* START Supplied records *

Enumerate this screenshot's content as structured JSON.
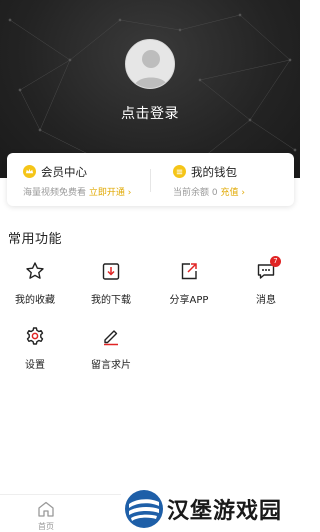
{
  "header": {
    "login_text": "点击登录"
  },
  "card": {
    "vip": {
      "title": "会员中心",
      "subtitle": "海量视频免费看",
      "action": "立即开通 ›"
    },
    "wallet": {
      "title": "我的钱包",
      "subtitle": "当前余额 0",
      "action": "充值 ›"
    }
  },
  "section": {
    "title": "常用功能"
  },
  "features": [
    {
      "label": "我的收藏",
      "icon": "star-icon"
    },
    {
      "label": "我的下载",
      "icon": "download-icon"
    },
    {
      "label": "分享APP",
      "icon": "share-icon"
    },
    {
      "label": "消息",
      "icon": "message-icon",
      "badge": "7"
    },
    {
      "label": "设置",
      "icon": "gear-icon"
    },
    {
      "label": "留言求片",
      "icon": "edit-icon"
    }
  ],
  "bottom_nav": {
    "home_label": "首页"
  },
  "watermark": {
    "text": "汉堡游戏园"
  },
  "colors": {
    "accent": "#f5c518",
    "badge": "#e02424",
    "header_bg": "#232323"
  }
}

* END Supplied records *

> **Exercise**
Write every entry out again exactly, dropping the pictures.

> **Final result**
Enumerate this screenshot's content as structured JSON.
{
  "header": {
    "login_text": "点击登录"
  },
  "card": {
    "vip": {
      "title": "会员中心",
      "subtitle": "海量视频免费看",
      "action": "立即开通 ›"
    },
    "wallet": {
      "title": "我的钱包",
      "subtitle": "当前余额 0",
      "action": "充值 ›"
    }
  },
  "section": {
    "title": "常用功能"
  },
  "features": [
    {
      "label": "我的收藏",
      "icon": "star-icon"
    },
    {
      "label": "我的下载",
      "icon": "download-icon"
    },
    {
      "label": "分享APP",
      "icon": "share-icon"
    },
    {
      "label": "消息",
      "icon": "message-icon",
      "badge": "7"
    },
    {
      "label": "设置",
      "icon": "gear-icon"
    },
    {
      "label": "留言求片",
      "icon": "edit-icon"
    }
  ],
  "bottom_nav": {
    "home_label": "首页"
  },
  "watermark": {
    "text": "汉堡游戏园"
  },
  "colors": {
    "accent": "#f5c518",
    "badge": "#e02424",
    "header_bg": "#232323"
  }
}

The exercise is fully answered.